» **INSTRUCTION**: Below are the records; reproduce all of them exactly but without any images.

::: DATA SUPPLIED

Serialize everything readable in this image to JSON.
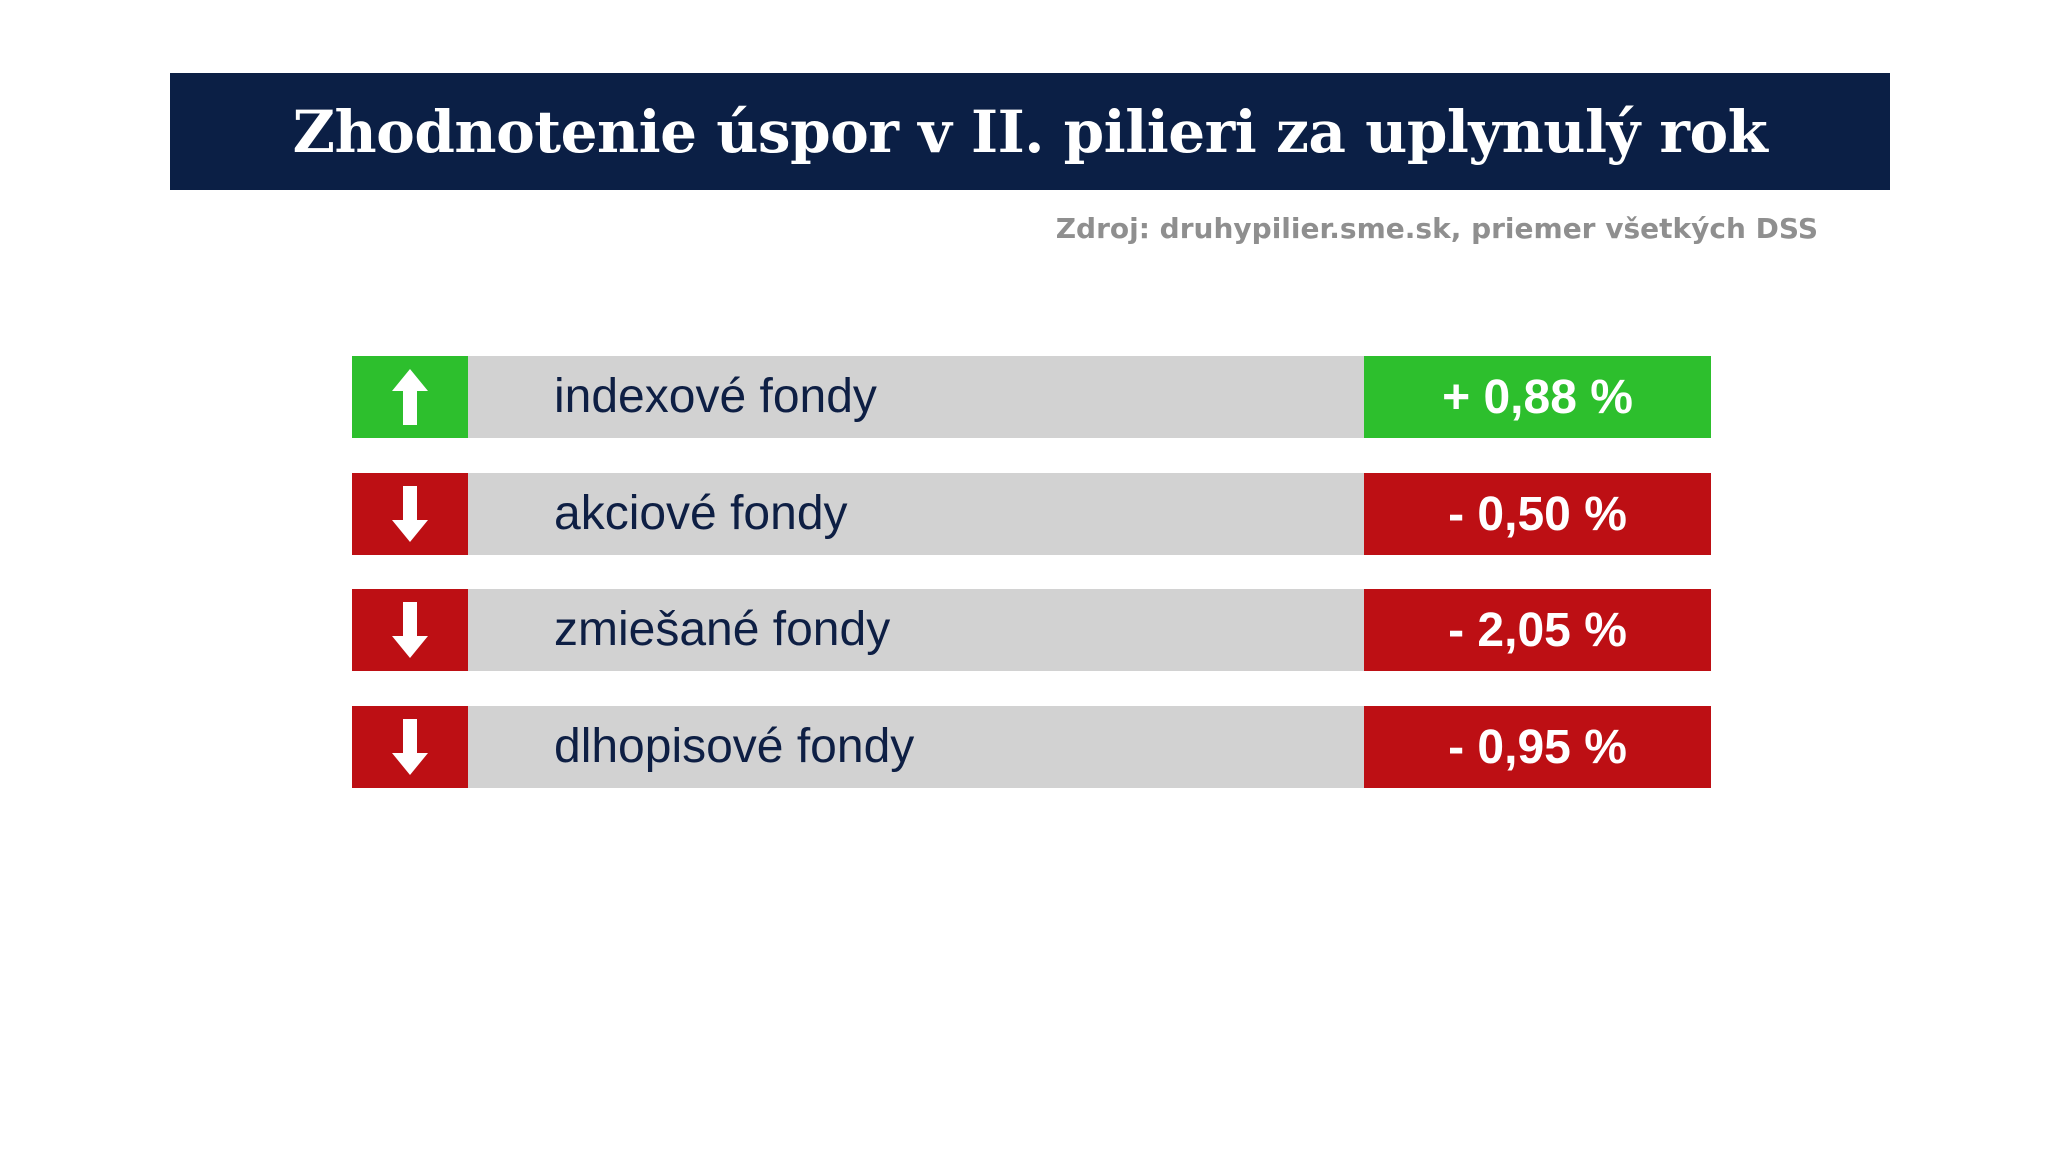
{
  "title": "Zhodnotenie úspor v II. pilieri za uplynulý rok",
  "source": "Zdroj: druhypilier.sme.sk, priemer všetkých DSS",
  "colors": {
    "header_bg": "#0b1f45",
    "positive": "#2dbf2d",
    "negative": "#bd0f14",
    "row_bg": "#d2d2d2",
    "label_text": "#0e1f44",
    "source_text": "#8f8f8f"
  },
  "chart_data": {
    "type": "table",
    "title": "Zhodnotenie úspor v II. pilieri za uplynulý rok",
    "categories": [
      "indexové fondy",
      "akciové fondy",
      "zmiešané fondy",
      "dlhopisové fondy"
    ],
    "values": [
      0.88,
      -0.5,
      -2.05,
      -0.95
    ],
    "unit": "%",
    "rows": [
      {
        "label": "indexové fondy",
        "value_text": "+ 0,88 %",
        "value": 0.88,
        "direction": "up",
        "icon": "arrow-up-icon"
      },
      {
        "label": "akciové fondy",
        "value_text": "- 0,50 %",
        "value": -0.5,
        "direction": "down",
        "icon": "arrow-down-icon"
      },
      {
        "label": "zmiešané fondy",
        "value_text": "- 2,05 %",
        "value": -2.05,
        "direction": "down",
        "icon": "arrow-down-icon"
      },
      {
        "label": "dlhopisové fondy",
        "value_text": "- 0,95 %",
        "value": -0.95,
        "direction": "down",
        "icon": "arrow-down-icon"
      }
    ]
  }
}
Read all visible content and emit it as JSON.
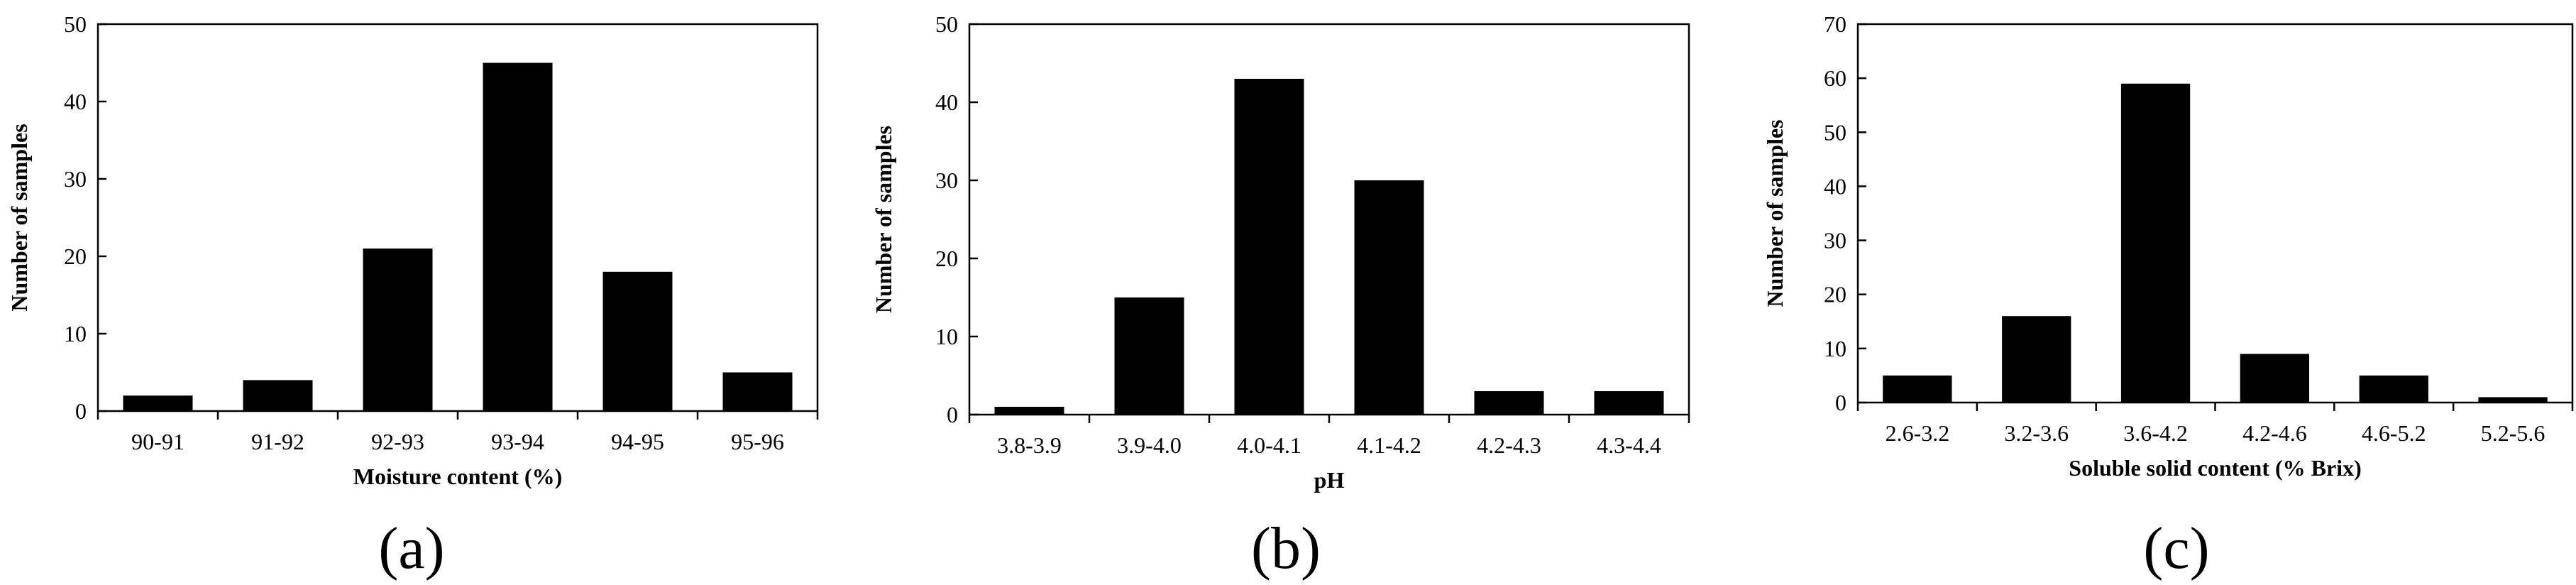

::::::

» **RESULT FOR THIS EXERCISE**:
Serialize everything readable in this image to JSON.
{
  "title": "Zhodnotenie úspor v II. pilieri za uplynulý rok",
  "source": "Zdroj: druhypilier.sme.sk, priemer všetkých DSS",
  "colors": {
    "header_bg": "#0b1f45",
    "positive": "#2dbf2d",
    "negative": "#bd0f14",
    "row_bg": "#d2d2d2",
    "label_text": "#0e1f44",
    "source_text": "#8f8f8f"
  },
  "chart_data": {
    "type": "table",
    "title": "Zhodnotenie úspor v II. pilieri za uplynulý rok",
    "categories": [
      "indexové fondy",
      "akciové fondy",
      "zmiešané fondy",
      "dlhopisové fondy"
    ],
    "values": [
      0.88,
      -0.5,
      -2.05,
      -0.95
    ],
    "unit": "%",
    "rows": [
      {
        "label": "indexové fondy",
        "value_text": "+ 0,88 %",
        "value": 0.88,
        "direction": "up",
        "icon": "arrow-up-icon"
      },
      {
        "label": "akciové fondy",
        "value_text": "- 0,50 %",
        "value": -0.5,
        "direction": "down",
        "icon": "arrow-down-icon"
      },
      {
        "label": "zmiešané fondy",
        "value_text": "- 2,05 %",
        "value": -2.05,
        "direction": "down",
        "icon": "arrow-down-icon"
      },
      {
        "label": "dlhopisové fondy",
        "value_text": "- 0,95 %",
        "value": -0.95,
        "direction": "down",
        "icon": "arrow-down-icon"
      }
    ]
  }
}
Read all visible content and emit it as JSON.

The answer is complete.